#### [EXTRAIT DU TEXTE]
Language of document : ECLI:EU:T:2013:111

DOCUMENT DE TRAVAIL

ARRÊT DU TRIBUNAL (sixième chambre)

7 mars 2013(*)

« Recours en annulation – Droit de pétition – Pétition adressée au Parlement européen – Pétition déclarée recevable – Décision clôturant la procédure de pétition – Acte non susceptible de recours – Irrecevabilité »

Dans l’affaire T‑186/11,

Peter Schönberger, demeurant à Luxembourg (Luxembourg), représenté par Me O. Mader, avocat,

partie requérante,

contre

Parlement européen, représenté par Mme E. Waldherr et M. U. Rösslein, en qualité d’agents,

partie défenderesse,

ayant pour objet une demande d’annulation de la décision de la commission des pétitions du Parlement européen du 25 janvier 2011 ayant mis fin à l’examen de la pétition, déclarée recevable, présentée par le requérant le 2 octobre 2010 (pétition n° 1188/2010),

LE TRIBUNAL (sixième chambre),

composé de MM. M. Jaeger, président, S. Soldevila Fragoso (rapporteur) et G. Berardis, juges,

greffier : Mme K. Andová, administrateur,

vu la procédure écrite et à la suite de l’audience du 14 novembre 2012,

rend le présent

Arrêt

 En fait

1        Le requérant, M. Peter Schönberger, de nationalité allemande, est fonctionnaire de la Cour des comptes de l’Union européenne depuis 2007. Il a été fonctionnaire du Parlement européen jusqu’à la fin de l’année 2006. Dans le cadre de l’exercice de promotion de l’année 2005, le secrétaire général du Parlement a décidé de ne lui attribuer que deux points de mérite. Estimant qu’il avait droit à un troisième point de mérite, le requérant a introduit une réclamation, en vertu de l’article 90, paragraphe 2, du statut des fonctionnaires des Communautés européennes, que le même secrétaire général a rejetée le 23 octobre 2008. Le requérant, considérant qu’il appartenait au président du Parlement de prendre une telle décision, a introduit, le 15 novembre 2008, une plainte auprès du Médiateur européen enregistrée sous la référence 3289/2008/BEH. Par décision du 13 juillet 2010, le Médiateur a conclu à un acte de mauvaise administration du Parlement.

#### [EXTRAIT DE DONNÉES]
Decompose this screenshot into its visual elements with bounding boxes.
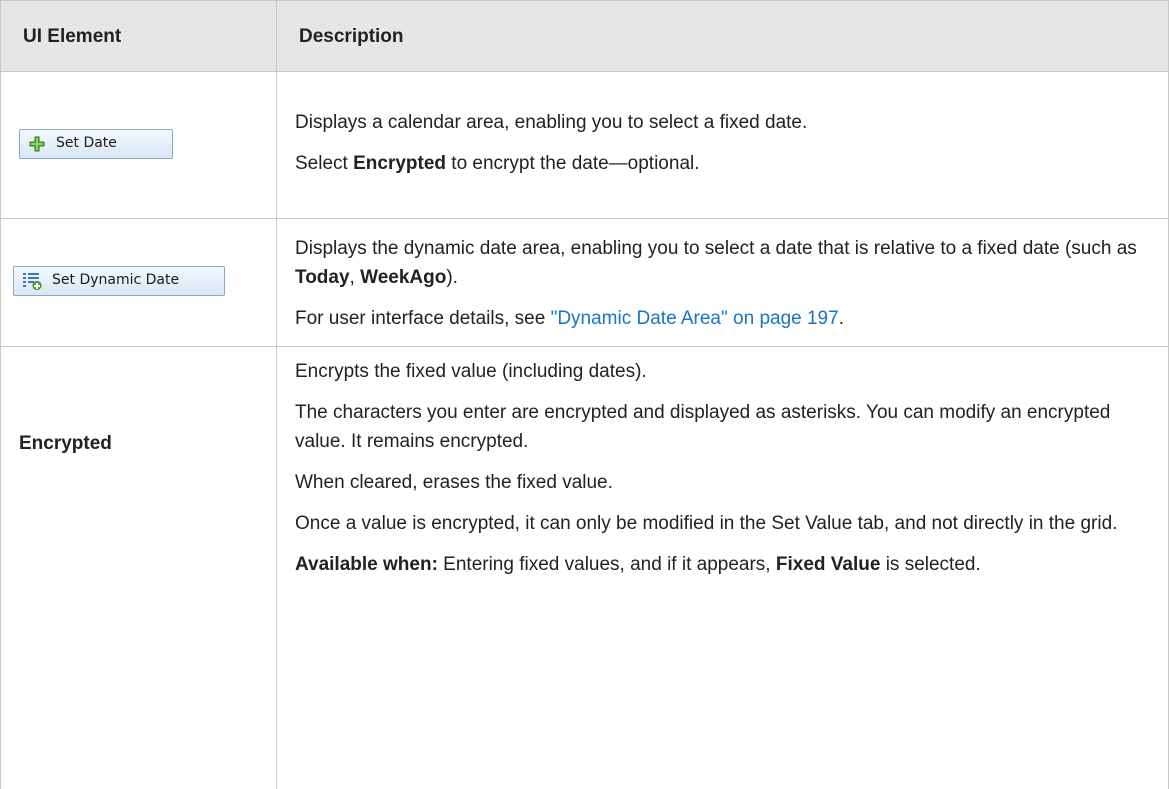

#### [OBJECTIFS]
A) D'après l'arrêt, à quelle date le requérant a-t-il déposé sa plainte auprès du Médiateur européen ?
B) Traduisez en anglais cette phrase de l'arrêt : « Il a été fonctionnaire du Parlement européen jusqu’à la fin de l’année 2006. »
C) Poursuivez l'arrêt sur la pétition de M. Schönberger au Parlement européen à partir de sa dernière phrase.

#### [RÉPONSES ATTENDUES]
A) Le 15 novembre 2008.

B) He was an official of the European Parliament until the end of 2006.

C)
2        Le 2 octobre 2010, le requérant a adressé une pétition au Parlement, en application de l’article 227 TFUE, dans laquelle il faisait référence à la décision du Médiateur et demandait qu’il soit donné suite à la recommandation de ce dernier.

3        Par lettre du 25 janvier 2011, le président de la commission des pétitions du Parlement (ci-après la « commission des pétitions ») a informé le requérant de la décision de ladite commission (ci-après la « décision attaquée ») selon laquelle la pétition de celui-ci avait été déclarée recevable conformément au règlement intérieur du Parlement dans la mesure où son objet relevait des domaines d’activité de l’Union. Il y était indiqué, en outre, que la commission des pétitions avait pris connaissance des remarques du requérant, que la procédure de pétition était clôturée et que son contenu serait transmis pour traitement ultérieur au directeur général chargé du personnel du Parlement.

 Procédure et conclusions des parties

4        Par requête déposée au greffe du Tribunal le 26 mars 2011, le requérant a introduit le présent recours.

5        Par acte séparé déposé au greffe du Tribunal en date du 1er juin 2011, le Parlement a soulevé une exception d’irrecevabilité conformément à l’article 114 du règlement de procédure du Tribunal, tirée de la violation des dispositions de l’article 263 TFUE.

6        Le 9 juillet 2011, le requérant a présenté ses observations sur cette exception d’irrecevabilité.

7        Par ordonnance du Tribunal (sixième chambre) du 20 septembre 2011, l’exception d’irrecevabilité a été jointe au fond.

8        Le requérant conclut à ce qu’il plaise au Tribunal :

–        annuler la décision attaquée ;

–        condamner le Parlement aux dépens.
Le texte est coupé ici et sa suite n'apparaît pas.